• Saved entries
•••••

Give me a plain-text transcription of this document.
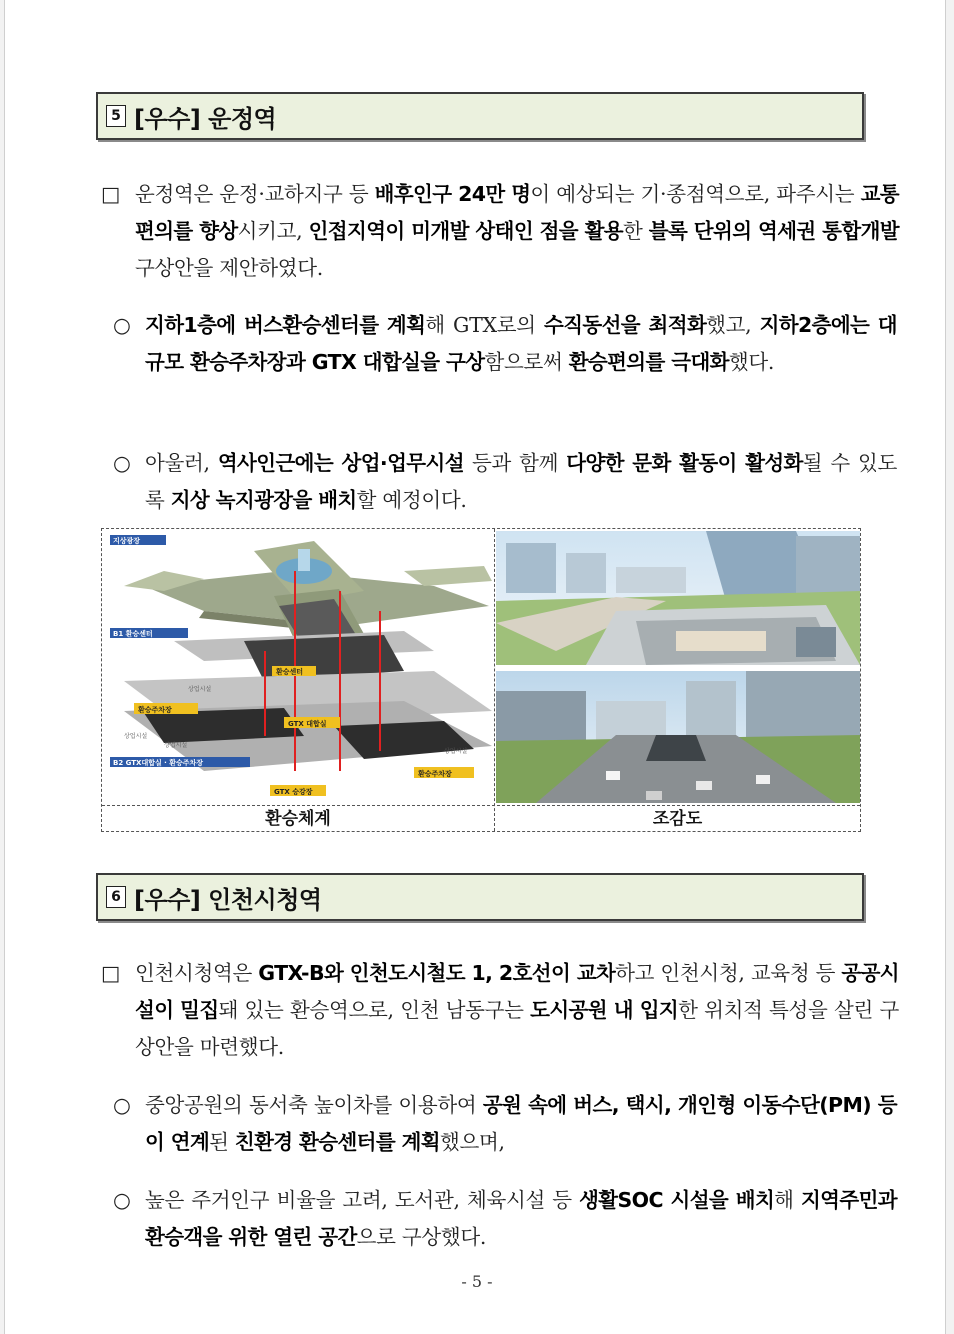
5 [우수] 운정역

□ 운정역은 운정·교하지구 등 배후인구 24만 명이 예상되는 기·종점역으로, 파주시는 교통편의를 향상시키고, 인접지역이 미개발 상태인 점을 활용한 블록 단위의 역세권 통합개발 구상안을 제안하였다.

○ 지하1층에 버스환승센터를 계획해 GTX로의 수직동선을 최적화했고, 지하2층에는 대규모 환승주차장과 GTX 대합실을 구상함으로써 환승편의를 극대화했다.

○ 아울러, 역사인근에는 상업·업무시설 등과 함께 다양한 문화 활동이 활성화될 수 있도록 지상 녹지광장을 배치할 예정이다.

지상광장
B1 환승센터
환승센터
환승주차장
GTX 대합실
B2 GTX대합실 · 환승주차장
환승주차장
GTX 승강장
상업시설
상업시설
상업시설
상업시설
환승체계	조감도
6 [우수] 인천시청역

□ 인천시청역은 GTX-B와 인천도시철도 1, 2호선이 교차하고 인천시청, 교육청 등 공공시설이 밀집돼 있는 환승역으로, 인천 남동구는 도시공원 내 입지한 위치적 특성을 살린 구상안을 마련했다.

○ 중앙공원의 동서축 높이차를 이용하여 공원 속에 버스, 택시, 개인형 이동수단(PM) 등이 연계된 친환경 환승센터를 계획했으며,

○ 높은 주거인구 비율을 고려, 도서관, 체육시설 등 생활SOC 시설을 배치해 지역주민과 환승객을 위한 열린 공간으로 구상했다.

- 5 -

•••••

• SET PROBLEM
All records above are to be printed exactly, minus the pictures they contain.

• WRITTEN RESPONSE
Give me a plain-text transcription of this document.
5 [우수] 운정역

□ 운정역은 운정·교하지구 등 배후인구 24만 명이 예상되는 기·종점역으로, 파주시는 교통편의를 향상시키고, 인접지역이 미개발 상태인 점을 활용한 블록 단위의 역세권 통합개발 구상안을 제안하였다.

○ 지하1층에 버스환승센터를 계획해 GTX로의 수직동선을 최적화했고, 지하2층에는 대규모 환승주차장과 GTX 대합실을 구상함으로써 환승편의를 극대화했다.

○ 아울러, 역사인근에는 상업·업무시설 등과 함께 다양한 문화 활동이 활성화될 수 있도록 지상 녹지광장을 배치할 예정이다.

지상광장
B1 환승센터
환승센터
환승주차장
GTX 대합실
B2 GTX대합실 · 환승주차장
환승주차장
GTX 승강장
상업시설
상업시설
상업시설
상업시설
환승체계	조감도
6 [우수] 인천시청역

□ 인천시청역은 GTX-B와 인천도시철도 1, 2호선이 교차하고 인천시청, 교육청 등 공공시설이 밀집돼 있는 환승역으로, 인천 남동구는 도시공원 내 입지한 위치적 특성을 살린 구상안을 마련했다.

○ 중앙공원의 동서축 높이차를 이용하여 공원 속에 버스, 택시, 개인형 이동수단(PM) 등이 연계된 친환경 환승센터를 계획했으며,

○ 높은 주거인구 비율을 고려, 도서관, 체육시설 등 생활SOC 시설을 배치해 지역주민과 환승객을 위한 열린 공간으로 구상했다.

- 5 -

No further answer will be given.